## WHAT YOU HAVE TO DO
Identify all lines in the listing that include the word "مقام", and copy them out.

## THE RECORDS
####################

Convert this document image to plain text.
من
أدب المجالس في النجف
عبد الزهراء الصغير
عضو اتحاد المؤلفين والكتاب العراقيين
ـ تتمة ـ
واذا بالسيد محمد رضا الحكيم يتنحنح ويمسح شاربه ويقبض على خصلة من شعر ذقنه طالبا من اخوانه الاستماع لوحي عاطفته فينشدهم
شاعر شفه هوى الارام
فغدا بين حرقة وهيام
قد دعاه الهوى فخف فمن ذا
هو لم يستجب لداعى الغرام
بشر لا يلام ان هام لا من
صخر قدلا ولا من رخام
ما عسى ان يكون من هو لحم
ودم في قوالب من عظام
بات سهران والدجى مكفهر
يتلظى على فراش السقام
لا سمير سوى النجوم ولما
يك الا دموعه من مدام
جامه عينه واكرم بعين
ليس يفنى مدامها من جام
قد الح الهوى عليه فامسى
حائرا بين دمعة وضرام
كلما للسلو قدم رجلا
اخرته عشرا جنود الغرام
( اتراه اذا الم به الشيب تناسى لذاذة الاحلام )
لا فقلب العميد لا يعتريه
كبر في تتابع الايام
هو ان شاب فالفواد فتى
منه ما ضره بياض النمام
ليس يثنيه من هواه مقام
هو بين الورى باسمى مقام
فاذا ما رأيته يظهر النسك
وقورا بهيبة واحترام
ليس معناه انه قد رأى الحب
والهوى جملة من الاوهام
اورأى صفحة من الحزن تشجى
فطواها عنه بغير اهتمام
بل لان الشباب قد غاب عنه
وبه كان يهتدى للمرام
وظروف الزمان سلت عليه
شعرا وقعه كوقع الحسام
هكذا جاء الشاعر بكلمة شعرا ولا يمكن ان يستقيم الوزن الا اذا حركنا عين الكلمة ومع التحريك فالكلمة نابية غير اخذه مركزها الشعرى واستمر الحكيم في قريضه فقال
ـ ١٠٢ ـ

####################

## THE REPLY
ليس يثنيه من هواه مقام
هو بين الورى باسمى مقام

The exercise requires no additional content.